START Data to process

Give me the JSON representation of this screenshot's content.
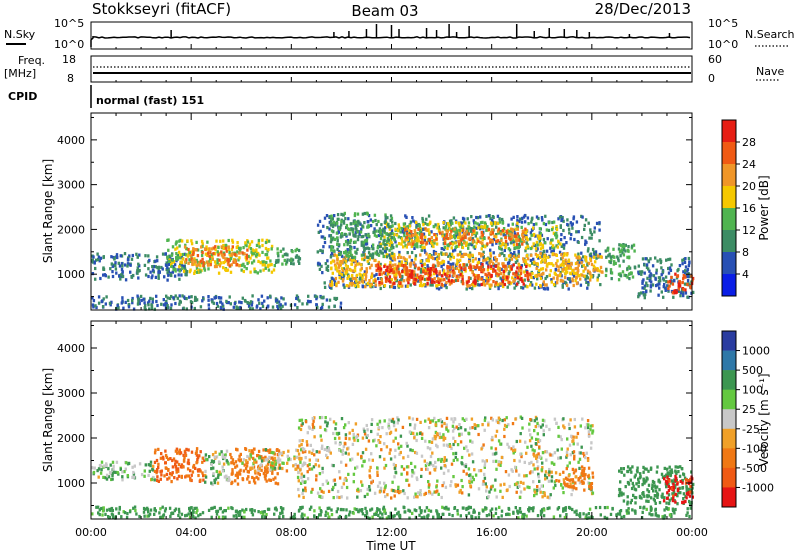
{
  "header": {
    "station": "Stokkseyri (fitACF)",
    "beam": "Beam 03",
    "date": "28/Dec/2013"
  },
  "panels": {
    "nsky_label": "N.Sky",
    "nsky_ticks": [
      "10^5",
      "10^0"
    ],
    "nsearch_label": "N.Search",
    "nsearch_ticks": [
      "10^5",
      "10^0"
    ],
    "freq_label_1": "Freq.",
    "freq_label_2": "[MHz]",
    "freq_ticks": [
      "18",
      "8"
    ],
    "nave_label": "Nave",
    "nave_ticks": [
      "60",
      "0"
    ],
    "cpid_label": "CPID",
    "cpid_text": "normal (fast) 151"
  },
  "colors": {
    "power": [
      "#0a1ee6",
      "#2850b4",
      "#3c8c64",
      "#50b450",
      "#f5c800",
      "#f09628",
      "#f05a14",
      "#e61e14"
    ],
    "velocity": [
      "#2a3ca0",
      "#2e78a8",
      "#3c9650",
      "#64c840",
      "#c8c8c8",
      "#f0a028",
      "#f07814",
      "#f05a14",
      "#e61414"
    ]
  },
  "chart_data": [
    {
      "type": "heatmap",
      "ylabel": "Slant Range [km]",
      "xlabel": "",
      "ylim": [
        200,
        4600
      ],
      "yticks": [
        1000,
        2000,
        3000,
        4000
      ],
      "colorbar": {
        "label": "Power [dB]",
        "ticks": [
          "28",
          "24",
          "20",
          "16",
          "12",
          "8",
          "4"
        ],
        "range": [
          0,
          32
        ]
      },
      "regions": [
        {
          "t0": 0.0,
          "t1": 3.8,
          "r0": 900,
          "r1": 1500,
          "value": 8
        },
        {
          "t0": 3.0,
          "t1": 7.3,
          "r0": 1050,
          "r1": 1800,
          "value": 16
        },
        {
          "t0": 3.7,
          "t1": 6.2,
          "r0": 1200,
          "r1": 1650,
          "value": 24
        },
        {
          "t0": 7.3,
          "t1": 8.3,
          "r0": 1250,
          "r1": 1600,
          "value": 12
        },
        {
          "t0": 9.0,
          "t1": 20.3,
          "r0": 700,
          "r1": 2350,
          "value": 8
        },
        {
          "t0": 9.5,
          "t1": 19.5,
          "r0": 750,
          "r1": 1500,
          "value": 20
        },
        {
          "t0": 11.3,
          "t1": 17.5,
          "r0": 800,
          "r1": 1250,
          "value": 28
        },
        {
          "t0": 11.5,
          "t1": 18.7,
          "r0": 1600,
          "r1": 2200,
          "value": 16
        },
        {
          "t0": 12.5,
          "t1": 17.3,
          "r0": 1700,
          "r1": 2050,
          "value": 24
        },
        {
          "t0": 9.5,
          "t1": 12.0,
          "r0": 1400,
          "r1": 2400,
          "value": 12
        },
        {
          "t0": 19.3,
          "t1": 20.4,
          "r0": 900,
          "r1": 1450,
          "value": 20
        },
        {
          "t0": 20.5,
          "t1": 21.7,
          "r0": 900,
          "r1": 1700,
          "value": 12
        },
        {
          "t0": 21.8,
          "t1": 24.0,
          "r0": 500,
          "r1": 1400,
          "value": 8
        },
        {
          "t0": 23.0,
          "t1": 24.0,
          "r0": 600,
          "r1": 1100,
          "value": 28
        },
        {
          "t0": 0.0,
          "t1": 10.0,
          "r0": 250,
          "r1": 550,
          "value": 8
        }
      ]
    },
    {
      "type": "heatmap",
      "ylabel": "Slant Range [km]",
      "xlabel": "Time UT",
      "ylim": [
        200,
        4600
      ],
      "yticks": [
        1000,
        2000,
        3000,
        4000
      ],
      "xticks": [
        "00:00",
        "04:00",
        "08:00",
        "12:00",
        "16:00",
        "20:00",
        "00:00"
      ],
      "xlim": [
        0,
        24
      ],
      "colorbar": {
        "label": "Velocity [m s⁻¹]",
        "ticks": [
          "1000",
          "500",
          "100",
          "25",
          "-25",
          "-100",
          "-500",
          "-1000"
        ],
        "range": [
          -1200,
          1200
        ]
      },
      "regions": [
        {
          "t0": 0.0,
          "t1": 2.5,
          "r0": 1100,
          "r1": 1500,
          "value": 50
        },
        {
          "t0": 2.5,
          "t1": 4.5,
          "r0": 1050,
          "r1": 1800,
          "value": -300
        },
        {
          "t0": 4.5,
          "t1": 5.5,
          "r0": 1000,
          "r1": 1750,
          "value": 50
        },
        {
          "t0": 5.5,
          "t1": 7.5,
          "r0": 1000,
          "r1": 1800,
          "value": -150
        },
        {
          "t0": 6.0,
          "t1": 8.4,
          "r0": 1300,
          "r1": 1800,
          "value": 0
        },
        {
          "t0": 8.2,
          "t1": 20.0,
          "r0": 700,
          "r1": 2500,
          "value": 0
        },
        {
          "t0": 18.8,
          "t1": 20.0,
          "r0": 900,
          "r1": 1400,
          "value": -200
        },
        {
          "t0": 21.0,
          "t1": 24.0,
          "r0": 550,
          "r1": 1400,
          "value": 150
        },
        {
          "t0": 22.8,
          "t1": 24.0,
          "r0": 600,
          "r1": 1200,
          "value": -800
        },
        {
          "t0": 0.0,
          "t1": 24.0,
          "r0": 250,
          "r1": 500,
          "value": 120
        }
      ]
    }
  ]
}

END Data to process

=== What you will do ===
Write out the whole listing exactly, and drop the pictures.

=== Completed task ===
Give me the JSON representation of this screenshot's content.
{
  "header": {
    "station": "Stokkseyri (fitACF)",
    "beam": "Beam 03",
    "date": "28/Dec/2013"
  },
  "panels": {
    "nsky_label": "N.Sky",
    "nsky_ticks": [
      "10^5",
      "10^0"
    ],
    "nsearch_label": "N.Search",
    "nsearch_ticks": [
      "10^5",
      "10^0"
    ],
    "freq_label_1": "Freq.",
    "freq_label_2": "[MHz]",
    "freq_ticks": [
      "18",
      "8"
    ],
    "nave_label": "Nave",
    "nave_ticks": [
      "60",
      "0"
    ],
    "cpid_label": "CPID",
    "cpid_text": "normal (fast) 151"
  },
  "colors": {
    "power": [
      "#0a1ee6",
      "#2850b4",
      "#3c8c64",
      "#50b450",
      "#f5c800",
      "#f09628",
      "#f05a14",
      "#e61e14"
    ],
    "velocity": [
      "#2a3ca0",
      "#2e78a8",
      "#3c9650",
      "#64c840",
      "#c8c8c8",
      "#f0a028",
      "#f07814",
      "#f05a14",
      "#e61414"
    ]
  },
  "chart_data": [
    {
      "type": "heatmap",
      "ylabel": "Slant Range [km]",
      "xlabel": "",
      "ylim": [
        200,
        4600
      ],
      "yticks": [
        1000,
        2000,
        3000,
        4000
      ],
      "colorbar": {
        "label": "Power [dB]",
        "ticks": [
          "28",
          "24",
          "20",
          "16",
          "12",
          "8",
          "4"
        ],
        "range": [
          0,
          32
        ]
      },
      "regions": [
        {
          "t0": 0.0,
          "t1": 3.8,
          "r0": 900,
          "r1": 1500,
          "value": 8
        },
        {
          "t0": 3.0,
          "t1": 7.3,
          "r0": 1050,
          "r1": 1800,
          "value": 16
        },
        {
          "t0": 3.7,
          "t1": 6.2,
          "r0": 1200,
          "r1": 1650,
          "value": 24
        },
        {
          "t0": 7.3,
          "t1": 8.3,
          "r0": 1250,
          "r1": 1600,
          "value": 12
        },
        {
          "t0": 9.0,
          "t1": 20.3,
          "r0": 700,
          "r1": 2350,
          "value": 8
        },
        {
          "t0": 9.5,
          "t1": 19.5,
          "r0": 750,
          "r1": 1500,
          "value": 20
        },
        {
          "t0": 11.3,
          "t1": 17.5,
          "r0": 800,
          "r1": 1250,
          "value": 28
        },
        {
          "t0": 11.5,
          "t1": 18.7,
          "r0": 1600,
          "r1": 2200,
          "value": 16
        },
        {
          "t0": 12.5,
          "t1": 17.3,
          "r0": 1700,
          "r1": 2050,
          "value": 24
        },
        {
          "t0": 9.5,
          "t1": 12.0,
          "r0": 1400,
          "r1": 2400,
          "value": 12
        },
        {
          "t0": 19.3,
          "t1": 20.4,
          "r0": 900,
          "r1": 1450,
          "value": 20
        },
        {
          "t0": 20.5,
          "t1": 21.7,
          "r0": 900,
          "r1": 1700,
          "value": 12
        },
        {
          "t0": 21.8,
          "t1": 24.0,
          "r0": 500,
          "r1": 1400,
          "value": 8
        },
        {
          "t0": 23.0,
          "t1": 24.0,
          "r0": 600,
          "r1": 1100,
          "value": 28
        },
        {
          "t0": 0.0,
          "t1": 10.0,
          "r0": 250,
          "r1": 550,
          "value": 8
        }
      ]
    },
    {
      "type": "heatmap",
      "ylabel": "Slant Range [km]",
      "xlabel": "Time UT",
      "ylim": [
        200,
        4600
      ],
      "yticks": [
        1000,
        2000,
        3000,
        4000
      ],
      "xticks": [
        "00:00",
        "04:00",
        "08:00",
        "12:00",
        "16:00",
        "20:00",
        "00:00"
      ],
      "xlim": [
        0,
        24
      ],
      "colorbar": {
        "label": "Velocity [m s⁻¹]",
        "ticks": [
          "1000",
          "500",
          "100",
          "25",
          "-25",
          "-100",
          "-500",
          "-1000"
        ],
        "range": [
          -1200,
          1200
        ]
      },
      "regions": [
        {
          "t0": 0.0,
          "t1": 2.5,
          "r0": 1100,
          "r1": 1500,
          "value": 50
        },
        {
          "t0": 2.5,
          "t1": 4.5,
          "r0": 1050,
          "r1": 1800,
          "value": -300
        },
        {
          "t0": 4.5,
          "t1": 5.5,
          "r0": 1000,
          "r1": 1750,
          "value": 50
        },
        {
          "t0": 5.5,
          "t1": 7.5,
          "r0": 1000,
          "r1": 1800,
          "value": -150
        },
        {
          "t0": 6.0,
          "t1": 8.4,
          "r0": 1300,
          "r1": 1800,
          "value": 0
        },
        {
          "t0": 8.2,
          "t1": 20.0,
          "r0": 700,
          "r1": 2500,
          "value": 0
        },
        {
          "t0": 18.8,
          "t1": 20.0,
          "r0": 900,
          "r1": 1400,
          "value": -200
        },
        {
          "t0": 21.0,
          "t1": 24.0,
          "r0": 550,
          "r1": 1400,
          "value": 150
        },
        {
          "t0": 22.8,
          "t1": 24.0,
          "r0": 600,
          "r1": 1200,
          "value": -800
        },
        {
          "t0": 0.0,
          "t1": 24.0,
          "r0": 250,
          "r1": 500,
          "value": 120
        }
      ]
    }
  ]
}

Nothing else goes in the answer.